Supplied data
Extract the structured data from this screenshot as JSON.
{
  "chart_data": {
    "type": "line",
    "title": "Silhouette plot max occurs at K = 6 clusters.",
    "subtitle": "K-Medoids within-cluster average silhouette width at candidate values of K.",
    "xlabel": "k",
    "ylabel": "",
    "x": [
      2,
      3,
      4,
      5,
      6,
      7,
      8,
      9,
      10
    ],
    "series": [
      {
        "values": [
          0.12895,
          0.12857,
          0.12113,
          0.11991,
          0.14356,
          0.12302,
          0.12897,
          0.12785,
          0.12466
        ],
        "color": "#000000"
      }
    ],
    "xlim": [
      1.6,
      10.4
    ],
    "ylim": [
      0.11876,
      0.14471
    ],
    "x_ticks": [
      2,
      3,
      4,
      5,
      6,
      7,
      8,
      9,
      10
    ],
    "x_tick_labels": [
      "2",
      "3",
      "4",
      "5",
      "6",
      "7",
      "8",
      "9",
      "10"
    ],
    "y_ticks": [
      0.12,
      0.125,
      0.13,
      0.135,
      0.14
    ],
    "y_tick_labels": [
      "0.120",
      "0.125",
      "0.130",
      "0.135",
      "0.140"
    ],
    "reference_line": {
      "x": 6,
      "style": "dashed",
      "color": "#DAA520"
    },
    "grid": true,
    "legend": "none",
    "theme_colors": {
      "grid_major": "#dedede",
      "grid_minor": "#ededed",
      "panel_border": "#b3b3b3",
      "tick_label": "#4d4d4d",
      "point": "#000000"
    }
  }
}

Task prompt
Return every record above exactly as it appears.

The output
Extract the structured data from this screenshot as JSON.
{
  "chart_data": {
    "type": "line",
    "title": "Silhouette plot max occurs at K = 6 clusters.",
    "subtitle": "K-Medoids within-cluster average silhouette width at candidate values of K.",
    "xlabel": "k",
    "ylabel": "",
    "x": [
      2,
      3,
      4,
      5,
      6,
      7,
      8,
      9,
      10
    ],
    "series": [
      {
        "values": [
          0.12895,
          0.12857,
          0.12113,
          0.11991,
          0.14356,
          0.12302,
          0.12897,
          0.12785,
          0.12466
        ],
        "color": "#000000"
      }
    ],
    "xlim": [
      1.6,
      10.4
    ],
    "ylim": [
      0.11876,
      0.14471
    ],
    "x_ticks": [
      2,
      3,
      4,
      5,
      6,
      7,
      8,
      9,
      10
    ],
    "x_tick_labels": [
      "2",
      "3",
      "4",
      "5",
      "6",
      "7",
      "8",
      "9",
      "10"
    ],
    "y_ticks": [
      0.12,
      0.125,
      0.13,
      0.135,
      0.14
    ],
    "y_tick_labels": [
      "0.120",
      "0.125",
      "0.130",
      "0.135",
      "0.140"
    ],
    "reference_line": {
      "x": 6,
      "style": "dashed",
      "color": "#DAA520"
    },
    "grid": true,
    "legend": "none",
    "theme_colors": {
      "grid_major": "#dedede",
      "grid_minor": "#ededed",
      "panel_border": "#b3b3b3",
      "tick_label": "#4d4d4d",
      "point": "#000000"
    }
  }
}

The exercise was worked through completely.